>> BEGIN

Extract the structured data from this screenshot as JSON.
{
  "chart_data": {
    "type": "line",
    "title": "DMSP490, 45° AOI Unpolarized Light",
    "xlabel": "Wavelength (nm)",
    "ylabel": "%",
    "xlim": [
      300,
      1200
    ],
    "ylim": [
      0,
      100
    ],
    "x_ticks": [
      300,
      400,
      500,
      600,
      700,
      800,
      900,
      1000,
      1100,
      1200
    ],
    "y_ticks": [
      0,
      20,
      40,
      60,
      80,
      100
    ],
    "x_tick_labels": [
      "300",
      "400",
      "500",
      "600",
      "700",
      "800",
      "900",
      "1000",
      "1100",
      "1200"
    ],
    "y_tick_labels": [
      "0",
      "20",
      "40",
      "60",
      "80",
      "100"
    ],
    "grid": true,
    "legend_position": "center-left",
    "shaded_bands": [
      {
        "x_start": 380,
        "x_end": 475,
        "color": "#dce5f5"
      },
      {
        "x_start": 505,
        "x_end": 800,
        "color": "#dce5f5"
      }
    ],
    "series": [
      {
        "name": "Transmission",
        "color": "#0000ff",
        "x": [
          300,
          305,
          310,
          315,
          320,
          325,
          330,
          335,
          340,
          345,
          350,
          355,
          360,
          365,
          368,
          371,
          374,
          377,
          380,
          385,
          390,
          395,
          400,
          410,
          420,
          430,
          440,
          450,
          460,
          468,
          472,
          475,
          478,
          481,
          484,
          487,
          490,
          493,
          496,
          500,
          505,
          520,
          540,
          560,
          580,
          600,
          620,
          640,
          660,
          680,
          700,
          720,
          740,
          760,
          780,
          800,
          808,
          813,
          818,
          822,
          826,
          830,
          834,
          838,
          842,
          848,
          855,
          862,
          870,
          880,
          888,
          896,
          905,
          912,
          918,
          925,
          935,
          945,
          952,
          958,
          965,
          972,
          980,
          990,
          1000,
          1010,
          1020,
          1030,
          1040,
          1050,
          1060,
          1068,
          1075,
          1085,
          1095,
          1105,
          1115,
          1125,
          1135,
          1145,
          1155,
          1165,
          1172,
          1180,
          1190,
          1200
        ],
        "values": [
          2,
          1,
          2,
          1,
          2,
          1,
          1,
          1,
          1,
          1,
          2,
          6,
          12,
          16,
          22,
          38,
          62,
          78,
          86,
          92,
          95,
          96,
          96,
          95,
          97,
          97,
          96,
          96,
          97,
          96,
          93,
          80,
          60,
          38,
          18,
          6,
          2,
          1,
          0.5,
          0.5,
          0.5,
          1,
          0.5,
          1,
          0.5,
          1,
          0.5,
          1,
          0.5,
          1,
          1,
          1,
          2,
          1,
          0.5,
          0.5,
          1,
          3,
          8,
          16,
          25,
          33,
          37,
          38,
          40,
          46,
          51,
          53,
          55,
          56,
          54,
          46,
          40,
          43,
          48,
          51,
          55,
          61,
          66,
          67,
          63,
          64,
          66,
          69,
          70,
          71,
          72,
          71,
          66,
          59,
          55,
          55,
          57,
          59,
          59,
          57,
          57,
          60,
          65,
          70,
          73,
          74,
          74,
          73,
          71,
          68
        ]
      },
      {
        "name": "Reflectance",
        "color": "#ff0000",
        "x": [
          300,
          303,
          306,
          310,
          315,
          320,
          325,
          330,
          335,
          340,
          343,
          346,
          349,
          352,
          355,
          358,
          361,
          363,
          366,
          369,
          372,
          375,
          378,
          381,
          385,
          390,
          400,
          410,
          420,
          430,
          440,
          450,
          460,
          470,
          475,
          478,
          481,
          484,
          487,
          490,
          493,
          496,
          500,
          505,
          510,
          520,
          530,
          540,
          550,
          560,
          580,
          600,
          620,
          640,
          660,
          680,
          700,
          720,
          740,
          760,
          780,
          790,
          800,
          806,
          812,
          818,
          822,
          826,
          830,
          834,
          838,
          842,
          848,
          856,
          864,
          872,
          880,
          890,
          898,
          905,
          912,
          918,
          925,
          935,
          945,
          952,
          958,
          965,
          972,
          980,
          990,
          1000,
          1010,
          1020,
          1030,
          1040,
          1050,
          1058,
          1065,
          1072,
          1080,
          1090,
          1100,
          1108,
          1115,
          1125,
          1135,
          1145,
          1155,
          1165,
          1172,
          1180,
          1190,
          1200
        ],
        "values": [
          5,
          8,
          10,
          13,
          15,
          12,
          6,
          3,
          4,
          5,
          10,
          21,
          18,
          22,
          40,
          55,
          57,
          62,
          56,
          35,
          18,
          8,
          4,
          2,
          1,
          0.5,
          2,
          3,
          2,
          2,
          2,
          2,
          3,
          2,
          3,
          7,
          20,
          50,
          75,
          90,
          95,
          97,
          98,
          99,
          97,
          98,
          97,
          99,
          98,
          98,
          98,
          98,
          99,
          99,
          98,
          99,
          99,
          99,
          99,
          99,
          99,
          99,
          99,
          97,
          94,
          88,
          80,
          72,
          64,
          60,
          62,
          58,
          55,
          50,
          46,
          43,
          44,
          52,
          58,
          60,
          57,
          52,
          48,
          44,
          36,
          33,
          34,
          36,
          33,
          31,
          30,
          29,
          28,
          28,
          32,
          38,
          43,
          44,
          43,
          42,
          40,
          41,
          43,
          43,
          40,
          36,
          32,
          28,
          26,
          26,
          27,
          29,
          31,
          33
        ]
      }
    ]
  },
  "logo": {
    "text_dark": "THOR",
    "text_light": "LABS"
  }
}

>> END

- _PROBLEM_
Copy all lines from the listing that contain "name".

- _SOLVED PROBLEM_
        "name": "Transmission",
        "name": "Reflectance",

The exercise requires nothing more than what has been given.